## What to work on
Repeat all of the material exactly as given.

----

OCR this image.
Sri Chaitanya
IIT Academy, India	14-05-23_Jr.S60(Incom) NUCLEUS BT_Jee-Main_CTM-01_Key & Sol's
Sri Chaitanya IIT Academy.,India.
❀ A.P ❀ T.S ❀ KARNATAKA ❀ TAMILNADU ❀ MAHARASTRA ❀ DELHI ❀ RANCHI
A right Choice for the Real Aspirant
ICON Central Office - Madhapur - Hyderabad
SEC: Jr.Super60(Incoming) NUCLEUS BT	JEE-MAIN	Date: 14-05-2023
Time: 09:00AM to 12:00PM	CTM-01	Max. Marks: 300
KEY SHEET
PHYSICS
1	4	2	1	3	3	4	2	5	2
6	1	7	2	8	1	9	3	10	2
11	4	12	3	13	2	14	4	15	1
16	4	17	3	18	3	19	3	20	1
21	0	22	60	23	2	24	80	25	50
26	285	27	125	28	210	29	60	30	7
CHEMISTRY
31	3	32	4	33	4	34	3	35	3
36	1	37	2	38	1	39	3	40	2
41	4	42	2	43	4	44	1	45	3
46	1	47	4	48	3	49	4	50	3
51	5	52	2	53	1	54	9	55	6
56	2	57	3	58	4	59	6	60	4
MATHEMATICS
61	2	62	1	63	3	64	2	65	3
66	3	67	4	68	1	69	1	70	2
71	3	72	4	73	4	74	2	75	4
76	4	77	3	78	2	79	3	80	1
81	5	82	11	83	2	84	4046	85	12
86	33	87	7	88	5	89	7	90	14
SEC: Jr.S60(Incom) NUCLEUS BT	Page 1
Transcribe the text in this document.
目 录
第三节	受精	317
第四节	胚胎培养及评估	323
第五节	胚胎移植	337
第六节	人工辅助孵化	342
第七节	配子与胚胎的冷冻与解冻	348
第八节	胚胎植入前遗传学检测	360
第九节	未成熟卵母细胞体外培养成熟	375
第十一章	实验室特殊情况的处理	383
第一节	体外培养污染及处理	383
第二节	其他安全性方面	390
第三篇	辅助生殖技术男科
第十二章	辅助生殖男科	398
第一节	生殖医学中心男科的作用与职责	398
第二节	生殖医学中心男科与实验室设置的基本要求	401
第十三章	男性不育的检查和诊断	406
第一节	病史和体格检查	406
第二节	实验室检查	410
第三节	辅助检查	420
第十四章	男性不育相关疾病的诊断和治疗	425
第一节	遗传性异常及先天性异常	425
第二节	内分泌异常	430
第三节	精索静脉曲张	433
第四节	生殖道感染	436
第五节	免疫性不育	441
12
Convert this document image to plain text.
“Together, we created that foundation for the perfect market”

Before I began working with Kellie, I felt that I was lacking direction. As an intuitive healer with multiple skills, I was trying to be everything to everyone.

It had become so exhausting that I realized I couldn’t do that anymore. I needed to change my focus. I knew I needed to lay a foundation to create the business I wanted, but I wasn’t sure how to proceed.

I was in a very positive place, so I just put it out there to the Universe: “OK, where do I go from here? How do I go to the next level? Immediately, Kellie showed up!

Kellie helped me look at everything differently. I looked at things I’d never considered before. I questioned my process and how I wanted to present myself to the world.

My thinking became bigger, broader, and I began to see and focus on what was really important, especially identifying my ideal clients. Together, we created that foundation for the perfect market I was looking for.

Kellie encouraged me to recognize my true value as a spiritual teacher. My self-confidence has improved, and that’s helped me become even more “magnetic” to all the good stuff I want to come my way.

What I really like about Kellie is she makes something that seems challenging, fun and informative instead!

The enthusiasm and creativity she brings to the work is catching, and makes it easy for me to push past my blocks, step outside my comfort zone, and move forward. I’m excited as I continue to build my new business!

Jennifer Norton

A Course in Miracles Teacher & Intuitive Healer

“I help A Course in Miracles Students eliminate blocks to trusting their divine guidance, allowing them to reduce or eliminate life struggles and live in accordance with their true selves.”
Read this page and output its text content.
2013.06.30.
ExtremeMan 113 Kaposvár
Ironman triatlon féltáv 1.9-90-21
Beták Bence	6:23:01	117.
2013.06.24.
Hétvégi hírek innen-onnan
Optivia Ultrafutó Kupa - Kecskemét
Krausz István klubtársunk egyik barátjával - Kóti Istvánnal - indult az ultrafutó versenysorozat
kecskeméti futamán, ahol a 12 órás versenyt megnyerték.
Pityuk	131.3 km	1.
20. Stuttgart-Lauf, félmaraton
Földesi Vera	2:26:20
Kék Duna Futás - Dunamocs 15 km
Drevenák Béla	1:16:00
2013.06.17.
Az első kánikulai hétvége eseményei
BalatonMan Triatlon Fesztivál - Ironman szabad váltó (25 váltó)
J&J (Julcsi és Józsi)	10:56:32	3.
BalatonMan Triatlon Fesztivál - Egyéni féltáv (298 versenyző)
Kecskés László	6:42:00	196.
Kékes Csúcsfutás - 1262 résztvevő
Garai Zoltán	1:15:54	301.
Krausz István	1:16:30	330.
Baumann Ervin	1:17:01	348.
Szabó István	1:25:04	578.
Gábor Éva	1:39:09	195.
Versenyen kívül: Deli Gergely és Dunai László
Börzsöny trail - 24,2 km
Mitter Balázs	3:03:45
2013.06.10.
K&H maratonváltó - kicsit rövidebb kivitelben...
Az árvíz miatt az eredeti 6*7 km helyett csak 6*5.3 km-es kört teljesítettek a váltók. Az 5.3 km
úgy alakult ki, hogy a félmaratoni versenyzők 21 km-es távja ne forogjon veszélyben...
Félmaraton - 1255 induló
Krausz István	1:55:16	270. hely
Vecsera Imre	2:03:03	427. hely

----

## Answer to this exercise
OCR this image.
Sri Chaitanya
IIT Academy, India	14-05-23_Jr.S60(Incom) NUCLEUS BT_Jee-Main_CTM-01_Key & Sol's
Sri Chaitanya IIT Academy.,India.
❀ A.P ❀ T.S ❀ KARNATAKA ❀ TAMILNADU ❀ MAHARASTRA ❀ DELHI ❀ RANCHI
A right Choice for the Real Aspirant
ICON Central Office - Madhapur - Hyderabad
SEC: Jr.Super60(Incoming) NUCLEUS BT	JEE-MAIN	Date: 14-05-2023
Time: 09:00AM to 12:00PM	CTM-01	Max. Marks: 300
KEY SHEET
PHYSICS
1	4	2	1	3	3	4	2	5	2
6	1	7	2	8	1	9	3	10	2
11	4	12	3	13	2	14	4	15	1
16	4	17	3	18	3	19	3	20	1
21	0	22	60	23	2	24	80	25	50
26	285	27	125	28	210	29	60	30	7
CHEMISTRY
31	3	32	4	33	4	34	3	35	3
36	1	37	2	38	1	39	3	40	2
41	4	42	2	43	4	44	1	45	3
46	1	47	4	48	3	49	4	50	3
51	5	52	2	53	1	54	9	55	6
56	2	57	3	58	4	59	6	60	4
MATHEMATICS
61	2	62	1	63	3	64	2	65	3
66	3	67	4	68	1	69	1	70	2
71	3	72	4	73	4	74	2	75	4
76	4	77	3	78	2	79	3	80	1
81	5	82	11	83	2	84	4046	85	12
86	33	87	7	88	5	89	7	90	14
SEC: Jr.S60(Incom) NUCLEUS BT	Page 1
Transcribe the text in this document.
目 录
第三节	受精	317
第四节	胚胎培养及评估	323
第五节	胚胎移植	337
第六节	人工辅助孵化	342
第七节	配子与胚胎的冷冻与解冻	348
第八节	胚胎植入前遗传学检测	360
第九节	未成熟卵母细胞体外培养成熟	375
第十一章	实验室特殊情况的处理	383
第一节	体外培养污染及处理	383
第二节	其他安全性方面	390
第三篇	辅助生殖技术男科
第十二章	辅助生殖男科	398
第一节	生殖医学中心男科的作用与职责	398
第二节	生殖医学中心男科与实验室设置的基本要求	401
第十三章	男性不育的检查和诊断	406
第一节	病史和体格检查	406
第二节	实验室检查	410
第三节	辅助检查	420
第十四章	男性不育相关疾病的诊断和治疗	425
第一节	遗传性异常及先天性异常	425
第二节	内分泌异常	430
第三节	精索静脉曲张	433
第四节	生殖道感染	436
第五节	免疫性不育	441
12
Convert this document image to plain text.
“Together, we created that foundation for the perfect market”

Before I began working with Kellie, I felt that I was lacking direction. As an intuitive healer with multiple skills, I was trying to be everything to everyone.

It had become so exhausting that I realized I couldn’t do that anymore. I needed to change my focus. I knew I needed to lay a foundation to create the business I wanted, but I wasn’t sure how to proceed.

I was in a very positive place, so I just put it out there to the Universe: “OK, where do I go from here? How do I go to the next level? Immediately, Kellie showed up!

Kellie helped me look at everything differently. I looked at things I’d never considered before. I questioned my process and how I wanted to present myself to the world.

My thinking became bigger, broader, and I began to see and focus on what was really important, especially identifying my ideal clients. Together, we created that foundation for the perfect market I was looking for.

Kellie encouraged me to recognize my true value as a spiritual teacher. My self-confidence has improved, and that’s helped me become even more “magnetic” to all the good stuff I want to come my way.

What I really like about Kellie is she makes something that seems challenging, fun and informative instead!

The enthusiasm and creativity she brings to the work is catching, and makes it easy for me to push past my blocks, step outside my comfort zone, and move forward. I’m excited as I continue to build my new business!

Jennifer Norton

A Course in Miracles Teacher & Intuitive Healer

“I help A Course in Miracles Students eliminate blocks to trusting their divine guidance, allowing them to reduce or eliminate life struggles and live in accordance with their true selves.”
Read this page and output its text content.
2013.06.30.
ExtremeMan 113 Kaposvár
Ironman triatlon féltáv 1.9-90-21
Beták Bence	6:23:01	117.
2013.06.24.
Hétvégi hírek innen-onnan
Optivia Ultrafutó Kupa - Kecskemét
Krausz István klubtársunk egyik barátjával - Kóti Istvánnal - indult az ultrafutó versenysorozat
kecskeméti futamán, ahol a 12 órás versenyt megnyerték.
Pityuk	131.3 km	1.
20. Stuttgart-Lauf, félmaraton
Földesi Vera	2:26:20
Kék Duna Futás - Dunamocs 15 km
Drevenák Béla	1:16:00
2013.06.17.
Az első kánikulai hétvége eseményei
BalatonMan Triatlon Fesztivál - Ironman szabad váltó (25 váltó)
J&J (Julcsi és Józsi)	10:56:32	3.
BalatonMan Triatlon Fesztivál - Egyéni féltáv (298 versenyző)
Kecskés László	6:42:00	196.
Kékes Csúcsfutás - 1262 résztvevő
Garai Zoltán	1:15:54	301.
Krausz István	1:16:30	330.
Baumann Ervin	1:17:01	348.
Szabó István	1:25:04	578.
Gábor Éva	1:39:09	195.
Versenyen kívül: Deli Gergely és Dunai László
Börzsöny trail - 24,2 km
Mitter Balázs	3:03:45
2013.06.10.
K&H maratonváltó - kicsit rövidebb kivitelben...
Az árvíz miatt az eredeti 6*7 km helyett csak 6*5.3 km-es kört teljesítettek a váltók. Az 5.3 km
úgy alakult ki, hogy a félmaratoni versenyzők 21 km-es távja ne forogjon veszélyben...
Félmaraton - 1255 induló
Krausz István	1:55:16	270. hely
Vecsera Imre	2:03:03	427. hely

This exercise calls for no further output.